*Exercise data*
━━━━━━━━━━━━━━━━
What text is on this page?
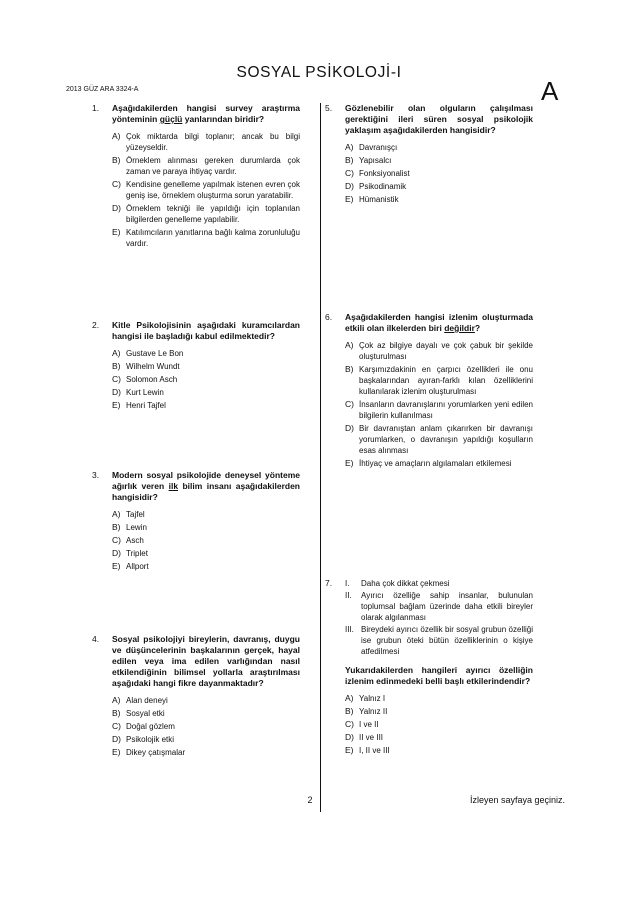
SOSYAL PSİKOLOJİ-I
2013 GÜZ ARA 3324-A	A
1.	Aşağıdakilerden hangisi survey araştırma yönteminin güçlü yanlarından biridir?
A) Çok miktarda bilgi toplanır; ancak bu bilgi yüzeyseldir.
B) Örneklem alınması gereken durumlarda çok zaman ve paraya ihtiyaç vardır.
C) Kendisine genelleme yapılmak istenen evren çok geniş ise, örneklem oluşturma sorun yaratabilir.
D) Örneklem tekniği ile yapıldığı için toplanılan bilgilerden genelleme yapılabilir.
E) Katılımcıların yanıtlarına bağlı kalma zorunluluğu vardır.
2.	Kitle Psikolojisinin aşağıdaki kuramcılardan hangisi ile başladığı kabul edilmektedir?
A) Gustave Le Bon
B) Wilhelm Wundt
C) Solomon Asch
D) Kurt Lewin
E) Henri Tajfel
3.	Modern sosyal psikolojide deneysel yönteme ağırlık veren ilk bilim insanı aşağıdakilerden hangisidir?
A) Tajfel
B) Lewin
C) Asch
D) Triplet
E) Allport
4.	Sosyal psikolojiyi bireylerin, davranış, duygu ve düşüncelerinin başkalarının gerçek, hayal edilen veya ima edilen varlığından nasıl etkilendiğinin bilimsel yollarla araştırılması aşağıdaki hangi fikre dayanmaktadır?
A) Alan deneyi
B) Sosyal etki
C) Doğal gözlem
D) Psikolojik etki
E) Dikey çatışmalar
5.	Gözlenebilir olan olguların çalışılması gerektiğini ileri süren sosyal psikolojik yaklaşım aşağıdakilerden hangisidir?
A) Davranışçı
B) Yapısalcı
C) Fonksiyonalist
D) Psikodinamik
E) Hümanistik
6.	Aşağıdakilerden hangisi izlenim oluşturmada etkili olan ilkelerden biri değildir?
A) Çok az bilgiye dayalı ve çok çabuk bir şekilde oluşturulması
B) Karşımızdakinin en çarpıcı özellikleri ile onu başkalarından ayıran-farklı kılan özelliklerini kullanılarak izlenim oluşturulması
C) İnsanların davranışlarını yorumlarken yeni edilen bilgilerin kullanılması
D) Bir davranıştan anlam çıkarırken bir davranışı yorumlarken, o davranışın yapıldığı koşulların esas alınması
E) İhtiyaç ve amaçların algılamaları etkilemesi
7.	I.	Daha çok dikkat çekmesi
II.	Ayırıcı özelliğe sahip insanlar, bulunulan toplumsal bağlam üzerinde daha etkili bireyler olarak algılanması
III. Bireydeki ayırıcı özellik bir sosyal grubun özelliği ise grubun öteki bütün özelliklerinin o kişiye atfedilmesi
Yukarıdakilerden hangileri ayırıcı özelliğin izlenim edinmedeki belli başlı etkilerindendir?
A) Yalnız I
B) Yalnız II
C) I ve II
D) II ve III
E) I, II ve III
2	İzleyen sayfaya geçiniz.
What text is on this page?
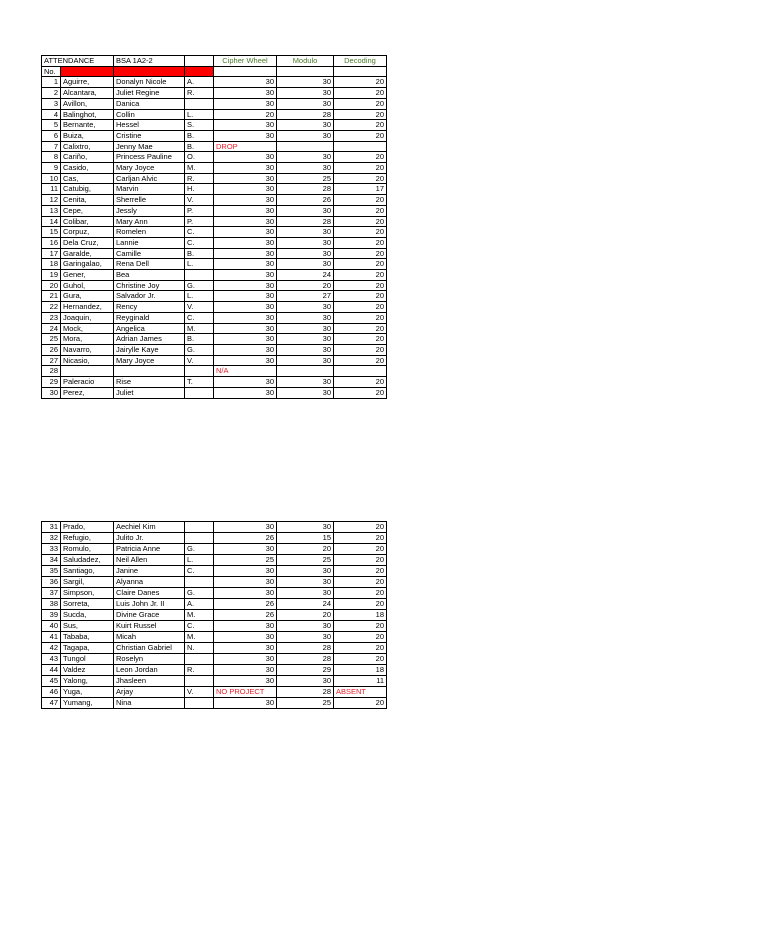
ATTENDANCE		BSA 1A2-2		Cipher Wheel	Modulo	Decoding
No.	Last Name	First Name	M			
1	Aguirre,	Donalyn Nicole	A.	30	30	20
2	Alcantara,	Juliet Regine	R.	30	30	20
3	Avillon,	Danica		30	30	20
4	Balinghot,	Collin	L.	20	28	20
5	Bernante,	Hessel	S.	30	30	20
6	Buiza,	Cristine	B.	30	30	20
7	Calixtro,	Jenny Mae	B.	DROP		
8	Cariño,	Princess Pauline	O.	30	30	20
9	Casido,	Mary Joyce	M.	30	30	20
10	Cas,	Carljan Alvic	R.	30	25	20
11	Catubig,	Marvin	H.	30	28	17
12	Cenita,	Sherrelle	V.	30	26	20
13	Cepe,	Jessly	P.	30	30	20
14	Colibar,	Mary Ann	P.	30	28	20
15	Corpuz,	Romelen	C.	30	30	20
16	Dela Cruz,	Lannie	C.	30	30	20
17	Garalde,	Camille	B.	30	30	20
18	Garingalao,	Rena Dell	L.	30	30	20
19	Gener,	Bea		30	24	20
20	Guhol,	Christine Joy	G.	30	20	20
21	Gura,	Salvador Jr.	L.	30	27	20
22	Hernandez,	Rency	V.	30	30	20
23	Joaquin,	Reyginald	C.	30	30	20
24	Mock,	Angelica	M.	30	30	20
25	Mora,	Adrian James	B.	30	30	20
26	Navarro,	Jairylle Kaye	G.	30	30	20
27	Nicasio,	Mary Joyce	V.	30	30	20
28				N/A		
29	Paleracio	Rise	T.	30	30	20
30	Perez,	Juliet		30	30	20
31	Prado,	Aechiel Kim		30	30	20
32	Refugio,	Julito Jr.		26	15	20
33	Romulo,	Patricia Anne	G.	30	20	20
34	Saludadez,	Neil Allen	L.	25	25	20
35	Santiago,	Janine	C.	30	30	20
36	Sargil,	Alyanna		30	30	20
37	Simpson,	Claire Danes	G.	30	30	20
38	Sorreta,	Luis John Jr. II	A.	26	24	20
39	Sucda,	Divine Grace	M.	26	20	18
40	Sus,	Kuirt Russel	C.	30	30	20
41	Tababa,	Micah	M.	30	30	20
42	Tagapa,	Christian Gabriel	N.	30	28	20
43	Tungol	Roselyn		30	28	20
44	Valdez	Leon Jordan	R.	30	29	18
45	Yalong,	Jhasleen		30	30	11
46	Yuga,	Arjay	V.	NO PROJECT	28	ABSENT
47	Yumang,	Nina		30	25	20
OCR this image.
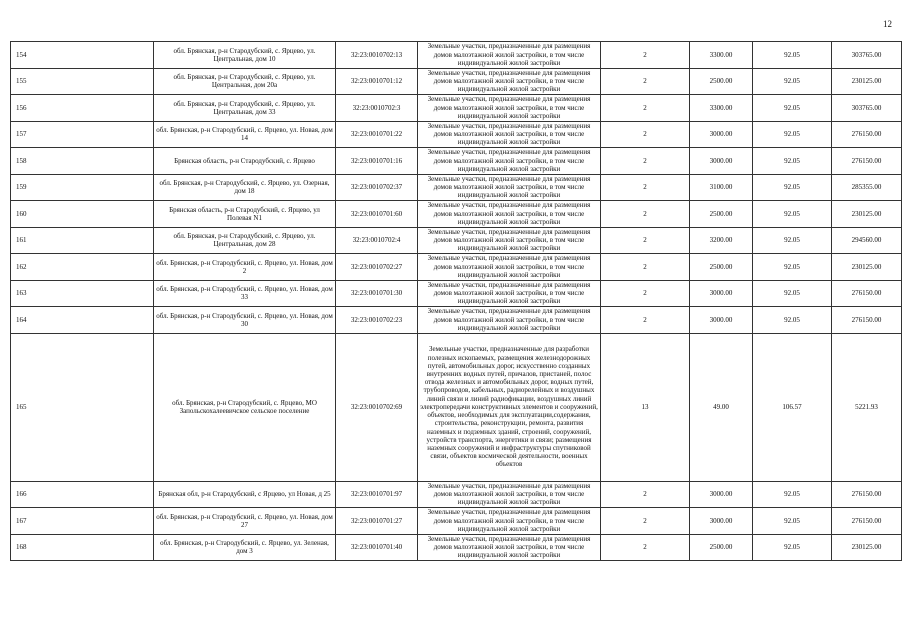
12
154	обл. Брянская, р-н Стародубский, с. Ярцево, ул. Центральная, дом 10	32:23:0010702:13	Земельные участки, предназначенные для размещения домов малоэтажной жилой застройки, в том числе индивидуальной жилой застройки	2	3300.00	92.05	303765.00
155	обл. Брянская, р-н Стародубский, с. Ярцево, ул. Центральная, дом 20а	32:23:0010701:12	Земельные участки, предназначенные для размещения домов малоэтажной жилой застройки, в том числе индивидуальной жилой застройки	2	2500.00	92.05	230125.00
156	обл. Брянская, р-н Стародубский, с. Ярцево, ул. Центральная, дом 33	32:23:0010702:3	Земельные участки, предназначенные для размещения домов малоэтажной жилой застройки, в том числе индивидуальной жилой застройки	2	3300.00	92.05	303765.00
157	обл. Брянская, р-н Стародубский, с. Ярцево, ул. Новая, дом 14	32:23:0010701:22	Земельные участки, предназначенные для размещения домов малоэтажной жилой застройки, в том числе индивидуальной жилой застройки	2	3000.00	92.05	276150.00
158	Брянская область, р-н Стародубский, с. Ярцево	32:23:0010701:16	Земельные участки, предназначенные для размещения домов малоэтажной жилой застройки, в том числе индивидуальной жилой застройки	2	3000.00	92.05	276150.00
159	обл. Брянская, р-н Стародубский, с. Ярцево, ул. Озерная, дом 18	32:23:0010702:37	Земельные участки, предназначенные для размещения домов малоэтажной жилой застройки, в том числе индивидуальной жилой застройки	2	3100.00	92.05	285355.00
160	Брянская область, р-н Стародубский, с. Ярцево, ул Полевая N1	32:23:0010701:60	Земельные участки, предназначенные для размещения домов малоэтажной жилой застройки, в том числе индивидуальной жилой застройки	2	2500.00	92.05	230125.00
161	обл. Брянская, р-н Стародубский, с. Ярцево, ул. Центральная, дом 28	32:23:0010702:4	Земельные участки, предназначенные для размещения домов малоэтажной жилой застройки, в том числе индивидуальной жилой застройки	2	3200.00	92.05	294560.00
162	обл. Брянская, р-н Стародубский, с. Ярцево, ул. Новая, дом 2	32:23:0010702:27	Земельные участки, предназначенные для размещения домов малоэтажной жилой застройки, в том числе индивидуальной жилой застройки	2	2500.00	92.05	230125.00
163	обл. Брянская, р-н Стародубский, с. Ярцево, ул. Новая, дом 33	32:23:0010701:30	Земельные участки, предназначенные для размещения домов малоэтажной жилой застройки, в том числе индивидуальной жилой застройки	2	3000.00	92.05	276150.00
164	обл. Брянская, р-н Стародубский, с. Ярцево, ул. Новая, дом 30	32:23:0010702:23	Земельные участки, предназначенные для размещения домов малоэтажной жилой застройки, в том числе индивидуальной жилой застройки	2	3000.00	92.05	276150.00
165	обл. Брянская, р-н Стародубский, с. Ярцево, МО Запольскохалеевичское сельское поселение	32:23:0010702:69	Земельные участки, предназначенные для разработки полезных ископаемых, размещения железнодорожных путей, автомобильных дорог, искусственно созданных внутренних водных путей, причалов, пристаней, полос отвода железных и автомобильных дорог, водных путей, трубопроводов, кабельных, радиорелейных и воздушных линий связи и линий радиофикации, воздушных линий электропередачи конструктивных элементов и сооружений, объектов, необходимых для эксплуатации,содержания, строительства, реконструкции, ремонта, развития наземных и подземных зданий, строений, сооружений, устройств транспорта, энергетики и связи; размещения наземных сооружений и инфраструктуры спутниковой связи, объектов космической деятельности, военных объектов	13	49.00	106.57	5221.93
166	Брянская обл, р-н Стародубский, с Ярцево, ул Новая, д 25	32:23:0010701:97	Земельные участки, предназначенные для размещения домов малоэтажной жилой застройки, в том числе индивидуальной жилой застройки	2	3000.00	92.05	276150.00
167	обл. Брянская, р-н Стародубский, с. Ярцево, ул. Новая, дом 27	32:23:0010701:27	Земельные участки, предназначенные для размещения домов малоэтажной жилой застройки, в том числе индивидуальной жилой застройки	2	3000.00	92.05	276150.00
168	обл. Брянская, р-н Стародубский, с. Ярцево, ул. Зеленая, дом 3	32:23:0010701:40	Земельные участки, предназначенные для размещения домов малоэтажной жилой застройки, в том числе индивидуальной жилой застройки	2	2500.00	92.05	230125.00
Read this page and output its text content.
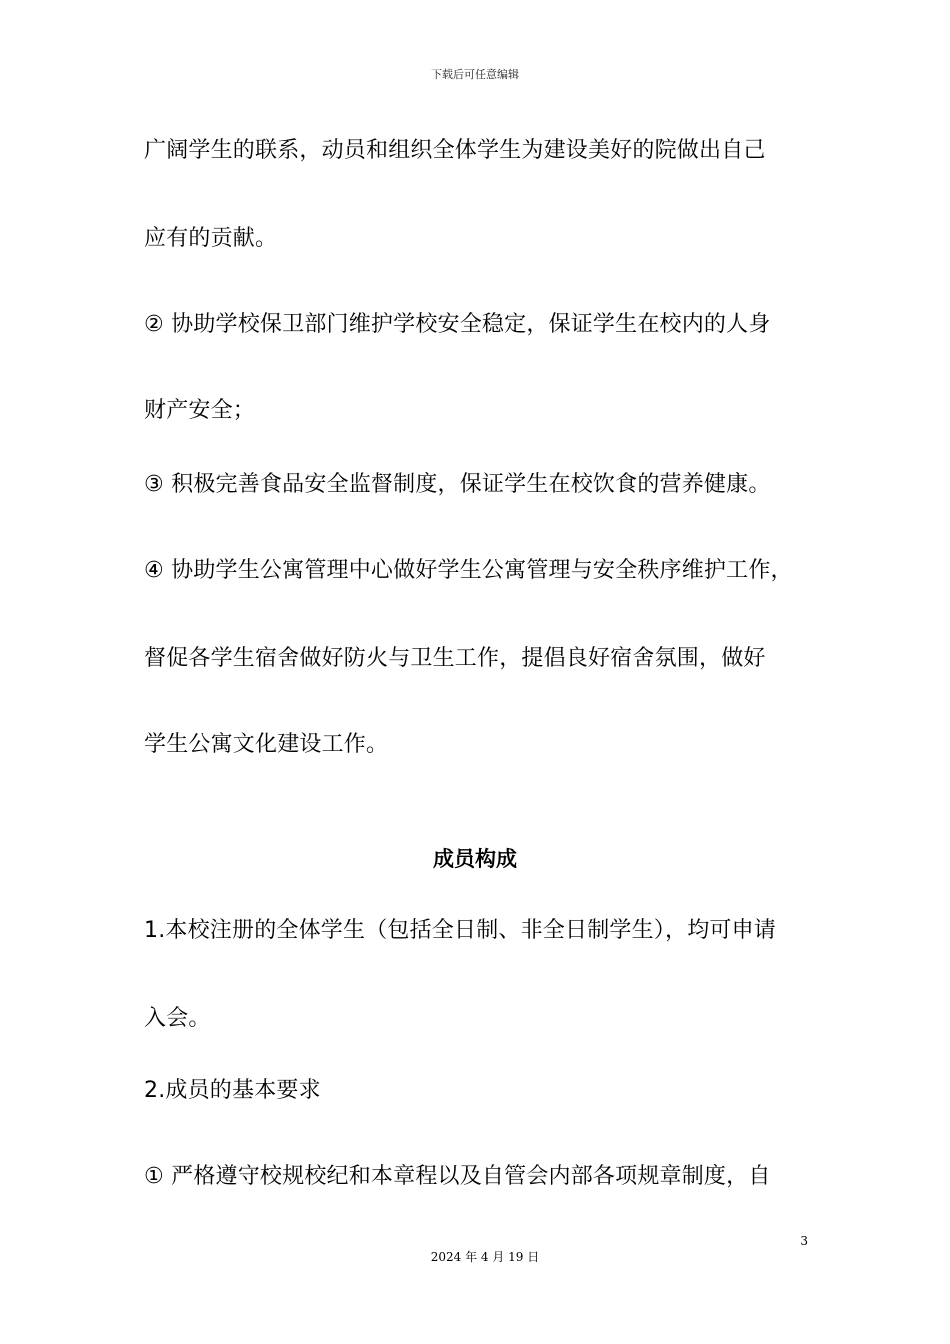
下载后可任意编辑
广阔学生的联系，动员和组织全体学生为建设美好的院做出自己
应有的贡献。
② 协助学校保卫部门维护学校安全稳定，保证学生在校内的人身
财产安全；
③ 积极完善食品安全监督制度，保证学生在校饮食的营养健康。
④ 协助学生公寓管理中心做好学生公寓管理与安全秩序维护工作，
督促各学生宿舍做好防火与卫生工作，提倡良好宿舍氛围，做好
学生公寓文化建设工作。
成员构成
1.本校注册的全体学生（包括全日制、非全日制学生），均可申请
入会。
2.成员的基本要求
① 严格遵守校规校纪和本章程以及自管会内部各项规章制度，自
3
2024 年 4 月 19 日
━━━━━━━━━━━━━━━━
*What needs to be done*
Isolate the lines that hold the word "Joyce" and copy all of them.

*Solution to this problem*
9	Casido,	Mary Joyce	M.	30	30	20
27	Nicasio,	Mary Joyce	V.	30	30	20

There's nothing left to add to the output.